(Request):
Repeat, exactly and completely, the entries shown underneath.

(Data in this exercise):
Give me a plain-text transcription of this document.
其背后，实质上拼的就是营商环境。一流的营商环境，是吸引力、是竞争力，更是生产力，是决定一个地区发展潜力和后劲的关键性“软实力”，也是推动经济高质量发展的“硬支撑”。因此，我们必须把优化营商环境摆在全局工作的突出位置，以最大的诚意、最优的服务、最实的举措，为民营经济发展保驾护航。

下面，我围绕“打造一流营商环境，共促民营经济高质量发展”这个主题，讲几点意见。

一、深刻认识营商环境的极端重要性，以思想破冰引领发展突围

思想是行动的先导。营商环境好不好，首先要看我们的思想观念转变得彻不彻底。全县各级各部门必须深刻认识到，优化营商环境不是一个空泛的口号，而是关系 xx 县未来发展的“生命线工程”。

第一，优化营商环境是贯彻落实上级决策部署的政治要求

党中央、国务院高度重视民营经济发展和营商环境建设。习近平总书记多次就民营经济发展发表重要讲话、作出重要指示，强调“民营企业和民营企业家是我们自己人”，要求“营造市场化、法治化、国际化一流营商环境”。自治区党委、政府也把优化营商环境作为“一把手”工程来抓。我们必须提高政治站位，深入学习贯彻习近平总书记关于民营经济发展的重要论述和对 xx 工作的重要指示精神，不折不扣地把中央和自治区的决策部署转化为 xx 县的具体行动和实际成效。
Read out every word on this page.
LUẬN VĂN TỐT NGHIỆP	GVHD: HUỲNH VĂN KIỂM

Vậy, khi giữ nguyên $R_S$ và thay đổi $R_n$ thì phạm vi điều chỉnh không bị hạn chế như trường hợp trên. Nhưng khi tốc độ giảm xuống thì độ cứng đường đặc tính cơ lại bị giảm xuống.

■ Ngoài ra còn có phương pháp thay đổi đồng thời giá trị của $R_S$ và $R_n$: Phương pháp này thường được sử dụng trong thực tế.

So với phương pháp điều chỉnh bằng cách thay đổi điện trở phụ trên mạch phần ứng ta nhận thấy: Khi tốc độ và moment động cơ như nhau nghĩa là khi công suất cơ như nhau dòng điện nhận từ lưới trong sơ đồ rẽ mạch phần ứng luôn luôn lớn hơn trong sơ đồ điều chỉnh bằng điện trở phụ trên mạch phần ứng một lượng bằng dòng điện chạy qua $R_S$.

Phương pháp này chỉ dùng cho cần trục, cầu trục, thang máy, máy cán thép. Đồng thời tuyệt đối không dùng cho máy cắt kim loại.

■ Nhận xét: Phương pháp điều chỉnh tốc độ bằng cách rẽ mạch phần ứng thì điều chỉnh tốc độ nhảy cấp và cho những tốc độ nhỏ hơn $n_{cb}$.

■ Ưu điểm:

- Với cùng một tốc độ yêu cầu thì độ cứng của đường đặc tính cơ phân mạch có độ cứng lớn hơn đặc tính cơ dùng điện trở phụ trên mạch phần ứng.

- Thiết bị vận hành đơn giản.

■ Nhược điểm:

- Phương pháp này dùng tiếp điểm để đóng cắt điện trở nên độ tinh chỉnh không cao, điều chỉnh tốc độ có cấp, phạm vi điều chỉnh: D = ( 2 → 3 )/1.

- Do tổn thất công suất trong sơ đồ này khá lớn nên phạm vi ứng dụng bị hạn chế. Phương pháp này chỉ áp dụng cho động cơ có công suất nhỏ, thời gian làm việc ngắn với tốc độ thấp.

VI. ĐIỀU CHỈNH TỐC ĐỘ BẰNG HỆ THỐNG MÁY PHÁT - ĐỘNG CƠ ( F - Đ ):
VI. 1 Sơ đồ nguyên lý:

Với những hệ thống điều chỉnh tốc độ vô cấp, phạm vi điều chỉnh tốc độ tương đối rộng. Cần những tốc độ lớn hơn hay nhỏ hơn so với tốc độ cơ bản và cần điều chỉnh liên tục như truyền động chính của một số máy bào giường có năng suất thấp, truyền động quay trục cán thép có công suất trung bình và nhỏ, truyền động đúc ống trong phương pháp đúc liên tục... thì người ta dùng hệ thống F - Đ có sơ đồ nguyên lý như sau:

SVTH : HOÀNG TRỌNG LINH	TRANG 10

(Task solution):
Give me a plain-text transcription of this document.
其背后，实质上拼的就是营商环境。一流的营商环境，是吸引力、是竞争力，更是生产力，是决定一个地区发展潜力和后劲的关键性“软实力”，也是推动经济高质量发展的“硬支撑”。因此，我们必须把优化营商环境摆在全局工作的突出位置，以最大的诚意、最优的服务、最实的举措，为民营经济发展保驾护航。

下面，我围绕“打造一流营商环境，共促民营经济高质量发展”这个主题，讲几点意见。

一、深刻认识营商环境的极端重要性，以思想破冰引领发展突围

思想是行动的先导。营商环境好不好，首先要看我们的思想观念转变得彻不彻底。全县各级各部门必须深刻认识到，优化营商环境不是一个空泛的口号，而是关系 xx 县未来发展的“生命线工程”。

第一，优化营商环境是贯彻落实上级决策部署的政治要求

党中央、国务院高度重视民营经济发展和营商环境建设。习近平总书记多次就民营经济发展发表重要讲话、作出重要指示，强调“民营企业和民营企业家是我们自己人”，要求“营造市场化、法治化、国际化一流营商环境”。自治区党委、政府也把优化营商环境作为“一把手”工程来抓。我们必须提高政治站位，深入学习贯彻习近平总书记关于民营经济发展的重要论述和对 xx 工作的重要指示精神，不折不扣地把中央和自治区的决策部署转化为 xx 县的具体行动和实际成效。
Read out every word on this page.
LUẬN VĂN TỐT NGHIỆP	GVHD: HUỲNH VĂN KIỂM

Vậy, khi giữ nguyên $R_S$ và thay đổi $R_n$ thì phạm vi điều chỉnh không bị hạn chế như trường hợp trên. Nhưng khi tốc độ giảm xuống thì độ cứng đường đặc tính cơ lại bị giảm xuống.

■ Ngoài ra còn có phương pháp thay đổi đồng thời giá trị của $R_S$ và $R_n$: Phương pháp này thường được sử dụng trong thực tế.

So với phương pháp điều chỉnh bằng cách thay đổi điện trở phụ trên mạch phần ứng ta nhận thấy: Khi tốc độ và moment động cơ như nhau nghĩa là khi công suất cơ như nhau dòng điện nhận từ lưới trong sơ đồ rẽ mạch phần ứng luôn luôn lớn hơn trong sơ đồ điều chỉnh bằng điện trở phụ trên mạch phần ứng một lượng bằng dòng điện chạy qua $R_S$.

Phương pháp này chỉ dùng cho cần trục, cầu trục, thang máy, máy cán thép. Đồng thời tuyệt đối không dùng cho máy cắt kim loại.

■ Nhận xét: Phương pháp điều chỉnh tốc độ bằng cách rẽ mạch phần ứng thì điều chỉnh tốc độ nhảy cấp và cho những tốc độ nhỏ hơn $n_{cb}$.

■ Ưu điểm:

- Với cùng một tốc độ yêu cầu thì độ cứng của đường đặc tính cơ phân mạch có độ cứng lớn hơn đặc tính cơ dùng điện trở phụ trên mạch phần ứng.

- Thiết bị vận hành đơn giản.

■ Nhược điểm:

- Phương pháp này dùng tiếp điểm để đóng cắt điện trở nên độ tinh chỉnh không cao, điều chỉnh tốc độ có cấp, phạm vi điều chỉnh: D = ( 2 → 3 )/1.

- Do tổn thất công suất trong sơ đồ này khá lớn nên phạm vi ứng dụng bị hạn chế. Phương pháp này chỉ áp dụng cho động cơ có công suất nhỏ, thời gian làm việc ngắn với tốc độ thấp.

VI. ĐIỀU CHỈNH TỐC ĐỘ BẰNG HỆ THỐNG MÁY PHÁT - ĐỘNG CƠ ( F - Đ ):
VI. 1 Sơ đồ nguyên lý:

Với những hệ thống điều chỉnh tốc độ vô cấp, phạm vi điều chỉnh tốc độ tương đối rộng. Cần những tốc độ lớn hơn hay nhỏ hơn so với tốc độ cơ bản và cần điều chỉnh liên tục như truyền động chính của một số máy bào giường có năng suất thấp, truyền động quay trục cán thép có công suất trung bình và nhỏ, truyền động đúc ống trong phương pháp đúc liên tục... thì người ta dùng hệ thống F - Đ có sơ đồ nguyên lý như sau:

SVTH : HOÀNG TRỌNG LINH	TRANG 10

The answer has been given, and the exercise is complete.